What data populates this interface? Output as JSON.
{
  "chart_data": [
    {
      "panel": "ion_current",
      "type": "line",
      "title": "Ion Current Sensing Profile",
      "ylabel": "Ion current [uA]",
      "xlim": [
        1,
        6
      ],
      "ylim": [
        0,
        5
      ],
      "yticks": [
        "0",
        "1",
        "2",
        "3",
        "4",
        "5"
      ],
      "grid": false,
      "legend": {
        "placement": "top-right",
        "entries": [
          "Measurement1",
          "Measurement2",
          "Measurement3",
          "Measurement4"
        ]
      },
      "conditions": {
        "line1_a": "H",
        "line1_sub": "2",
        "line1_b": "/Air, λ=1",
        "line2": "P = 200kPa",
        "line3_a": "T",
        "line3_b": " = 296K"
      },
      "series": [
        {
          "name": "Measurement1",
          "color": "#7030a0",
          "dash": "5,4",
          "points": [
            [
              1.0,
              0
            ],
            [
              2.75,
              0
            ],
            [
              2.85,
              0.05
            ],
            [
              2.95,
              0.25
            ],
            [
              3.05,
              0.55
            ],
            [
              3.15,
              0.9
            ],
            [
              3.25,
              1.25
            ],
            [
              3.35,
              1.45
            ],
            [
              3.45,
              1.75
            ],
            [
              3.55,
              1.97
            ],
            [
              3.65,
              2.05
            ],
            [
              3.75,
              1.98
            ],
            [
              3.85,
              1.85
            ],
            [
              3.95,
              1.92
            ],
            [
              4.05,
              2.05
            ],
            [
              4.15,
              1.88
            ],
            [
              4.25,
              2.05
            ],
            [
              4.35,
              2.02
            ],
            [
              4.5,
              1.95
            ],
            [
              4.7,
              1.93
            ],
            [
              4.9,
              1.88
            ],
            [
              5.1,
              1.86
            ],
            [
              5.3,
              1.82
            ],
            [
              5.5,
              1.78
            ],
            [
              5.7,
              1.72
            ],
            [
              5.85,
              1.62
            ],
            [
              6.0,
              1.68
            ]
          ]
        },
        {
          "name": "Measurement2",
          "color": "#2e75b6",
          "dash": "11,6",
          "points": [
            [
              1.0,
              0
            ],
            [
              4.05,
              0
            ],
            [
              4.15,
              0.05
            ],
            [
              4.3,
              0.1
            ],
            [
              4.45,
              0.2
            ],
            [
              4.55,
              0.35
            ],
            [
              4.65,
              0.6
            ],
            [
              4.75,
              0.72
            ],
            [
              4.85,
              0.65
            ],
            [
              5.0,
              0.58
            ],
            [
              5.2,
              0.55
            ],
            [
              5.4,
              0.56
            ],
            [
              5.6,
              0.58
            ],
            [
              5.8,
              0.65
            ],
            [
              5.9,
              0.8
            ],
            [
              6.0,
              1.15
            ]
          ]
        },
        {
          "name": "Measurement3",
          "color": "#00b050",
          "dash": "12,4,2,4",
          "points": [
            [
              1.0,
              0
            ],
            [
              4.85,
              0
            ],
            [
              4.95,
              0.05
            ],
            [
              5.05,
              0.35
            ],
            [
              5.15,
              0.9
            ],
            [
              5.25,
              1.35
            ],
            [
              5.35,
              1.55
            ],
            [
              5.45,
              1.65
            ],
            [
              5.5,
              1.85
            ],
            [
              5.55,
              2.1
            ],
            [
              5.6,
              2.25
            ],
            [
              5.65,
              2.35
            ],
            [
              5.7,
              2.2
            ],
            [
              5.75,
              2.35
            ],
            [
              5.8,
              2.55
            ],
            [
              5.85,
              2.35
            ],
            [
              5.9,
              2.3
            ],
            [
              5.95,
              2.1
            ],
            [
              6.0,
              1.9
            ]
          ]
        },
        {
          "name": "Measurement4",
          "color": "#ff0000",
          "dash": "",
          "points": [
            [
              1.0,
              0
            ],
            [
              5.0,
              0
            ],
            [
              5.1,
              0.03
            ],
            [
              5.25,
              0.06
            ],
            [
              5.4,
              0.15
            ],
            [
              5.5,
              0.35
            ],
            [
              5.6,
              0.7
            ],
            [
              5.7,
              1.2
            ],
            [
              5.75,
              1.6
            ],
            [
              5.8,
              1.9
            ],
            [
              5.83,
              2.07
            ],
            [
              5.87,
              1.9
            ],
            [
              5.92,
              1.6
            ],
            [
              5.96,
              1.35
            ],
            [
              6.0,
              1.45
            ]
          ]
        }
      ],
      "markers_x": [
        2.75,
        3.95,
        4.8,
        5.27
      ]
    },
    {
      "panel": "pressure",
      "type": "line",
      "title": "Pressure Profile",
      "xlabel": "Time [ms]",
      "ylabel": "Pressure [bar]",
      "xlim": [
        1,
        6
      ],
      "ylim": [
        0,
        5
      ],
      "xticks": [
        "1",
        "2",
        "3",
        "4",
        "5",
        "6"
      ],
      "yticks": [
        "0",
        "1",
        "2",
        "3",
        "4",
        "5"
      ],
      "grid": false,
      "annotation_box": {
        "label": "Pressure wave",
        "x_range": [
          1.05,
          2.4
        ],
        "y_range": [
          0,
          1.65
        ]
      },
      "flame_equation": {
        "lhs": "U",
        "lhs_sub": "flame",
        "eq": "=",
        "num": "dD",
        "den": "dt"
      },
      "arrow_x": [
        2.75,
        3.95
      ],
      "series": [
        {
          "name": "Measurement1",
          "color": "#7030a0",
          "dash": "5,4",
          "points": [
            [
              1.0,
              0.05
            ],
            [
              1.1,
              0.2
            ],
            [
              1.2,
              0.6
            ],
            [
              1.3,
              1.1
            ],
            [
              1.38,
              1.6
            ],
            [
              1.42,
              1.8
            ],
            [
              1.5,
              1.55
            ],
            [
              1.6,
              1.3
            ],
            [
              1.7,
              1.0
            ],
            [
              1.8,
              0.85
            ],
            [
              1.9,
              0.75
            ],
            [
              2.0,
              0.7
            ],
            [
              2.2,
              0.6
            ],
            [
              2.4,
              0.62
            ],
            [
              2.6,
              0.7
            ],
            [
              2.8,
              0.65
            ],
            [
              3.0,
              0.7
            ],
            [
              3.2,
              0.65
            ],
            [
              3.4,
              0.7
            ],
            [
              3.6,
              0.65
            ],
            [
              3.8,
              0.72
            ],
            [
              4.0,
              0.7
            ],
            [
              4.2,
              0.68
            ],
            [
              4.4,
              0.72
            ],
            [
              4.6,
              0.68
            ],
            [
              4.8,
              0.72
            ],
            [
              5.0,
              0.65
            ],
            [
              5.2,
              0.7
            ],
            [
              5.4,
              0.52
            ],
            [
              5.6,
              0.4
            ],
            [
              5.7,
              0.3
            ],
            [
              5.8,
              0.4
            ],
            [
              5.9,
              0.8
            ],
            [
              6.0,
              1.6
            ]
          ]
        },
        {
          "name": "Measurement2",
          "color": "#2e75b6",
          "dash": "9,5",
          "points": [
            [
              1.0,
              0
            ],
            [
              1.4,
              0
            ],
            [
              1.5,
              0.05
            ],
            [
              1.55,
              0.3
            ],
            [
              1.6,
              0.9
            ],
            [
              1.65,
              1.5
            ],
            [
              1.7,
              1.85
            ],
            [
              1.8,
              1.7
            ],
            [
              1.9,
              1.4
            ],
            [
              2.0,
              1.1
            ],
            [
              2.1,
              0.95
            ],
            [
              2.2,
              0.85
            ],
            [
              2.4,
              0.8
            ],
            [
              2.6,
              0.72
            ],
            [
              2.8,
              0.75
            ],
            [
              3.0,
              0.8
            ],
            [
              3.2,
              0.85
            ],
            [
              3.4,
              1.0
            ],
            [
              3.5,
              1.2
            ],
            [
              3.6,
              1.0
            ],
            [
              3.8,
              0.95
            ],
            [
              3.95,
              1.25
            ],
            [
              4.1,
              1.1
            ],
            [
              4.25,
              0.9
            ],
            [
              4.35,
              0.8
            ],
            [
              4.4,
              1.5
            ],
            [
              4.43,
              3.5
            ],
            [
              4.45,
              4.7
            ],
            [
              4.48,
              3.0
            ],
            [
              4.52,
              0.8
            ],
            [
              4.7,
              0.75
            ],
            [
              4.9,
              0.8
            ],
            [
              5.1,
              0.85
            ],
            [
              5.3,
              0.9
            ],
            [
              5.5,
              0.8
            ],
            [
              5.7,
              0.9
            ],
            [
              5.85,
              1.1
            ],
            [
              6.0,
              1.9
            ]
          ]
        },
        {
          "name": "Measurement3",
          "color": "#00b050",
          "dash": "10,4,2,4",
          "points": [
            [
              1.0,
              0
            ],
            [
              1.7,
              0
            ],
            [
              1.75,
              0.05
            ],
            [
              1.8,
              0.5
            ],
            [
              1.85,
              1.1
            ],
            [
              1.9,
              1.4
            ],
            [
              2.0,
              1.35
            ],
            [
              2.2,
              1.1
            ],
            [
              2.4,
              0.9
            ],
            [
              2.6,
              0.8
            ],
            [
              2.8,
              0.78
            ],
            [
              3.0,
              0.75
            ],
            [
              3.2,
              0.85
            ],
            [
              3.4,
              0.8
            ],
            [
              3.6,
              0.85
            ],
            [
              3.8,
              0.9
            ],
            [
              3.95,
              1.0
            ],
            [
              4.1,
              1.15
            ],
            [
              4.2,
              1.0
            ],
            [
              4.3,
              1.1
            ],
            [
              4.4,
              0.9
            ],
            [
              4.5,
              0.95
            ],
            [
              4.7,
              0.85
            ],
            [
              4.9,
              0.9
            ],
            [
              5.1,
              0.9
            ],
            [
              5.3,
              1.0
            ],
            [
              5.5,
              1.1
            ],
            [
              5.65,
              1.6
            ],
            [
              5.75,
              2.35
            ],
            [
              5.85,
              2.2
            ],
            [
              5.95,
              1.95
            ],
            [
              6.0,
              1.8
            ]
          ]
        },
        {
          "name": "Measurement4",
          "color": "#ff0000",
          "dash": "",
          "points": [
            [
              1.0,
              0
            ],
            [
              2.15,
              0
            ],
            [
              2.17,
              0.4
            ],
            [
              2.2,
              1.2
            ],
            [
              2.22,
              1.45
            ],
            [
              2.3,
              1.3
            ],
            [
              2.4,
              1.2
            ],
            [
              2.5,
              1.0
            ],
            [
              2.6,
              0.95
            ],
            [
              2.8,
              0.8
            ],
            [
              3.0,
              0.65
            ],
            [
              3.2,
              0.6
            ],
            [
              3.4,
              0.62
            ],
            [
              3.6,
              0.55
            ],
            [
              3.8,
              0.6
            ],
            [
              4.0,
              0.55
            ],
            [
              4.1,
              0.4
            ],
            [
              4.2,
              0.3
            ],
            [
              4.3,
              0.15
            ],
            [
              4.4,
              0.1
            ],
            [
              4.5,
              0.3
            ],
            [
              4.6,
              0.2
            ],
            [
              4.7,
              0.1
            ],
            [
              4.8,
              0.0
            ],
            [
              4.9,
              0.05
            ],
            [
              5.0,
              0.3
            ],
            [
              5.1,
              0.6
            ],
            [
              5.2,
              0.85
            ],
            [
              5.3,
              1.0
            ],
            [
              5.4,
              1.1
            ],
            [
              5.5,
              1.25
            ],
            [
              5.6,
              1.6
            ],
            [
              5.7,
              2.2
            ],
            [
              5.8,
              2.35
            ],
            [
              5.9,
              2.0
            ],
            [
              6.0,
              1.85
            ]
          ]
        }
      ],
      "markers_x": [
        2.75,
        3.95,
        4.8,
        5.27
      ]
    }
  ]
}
○ ○ ○ ○
■ **Direction**
Locate each line with the word "dash" and copy it.

■ **The solution**
          "dash": "5,4",
          "dash": "11,6",
          "dash": "12,4,2,4",
          "dash": "",
          "dash": "5,4",
          "dash": "9,5",
          "dash": "10,4,2,4",
          "dash": "",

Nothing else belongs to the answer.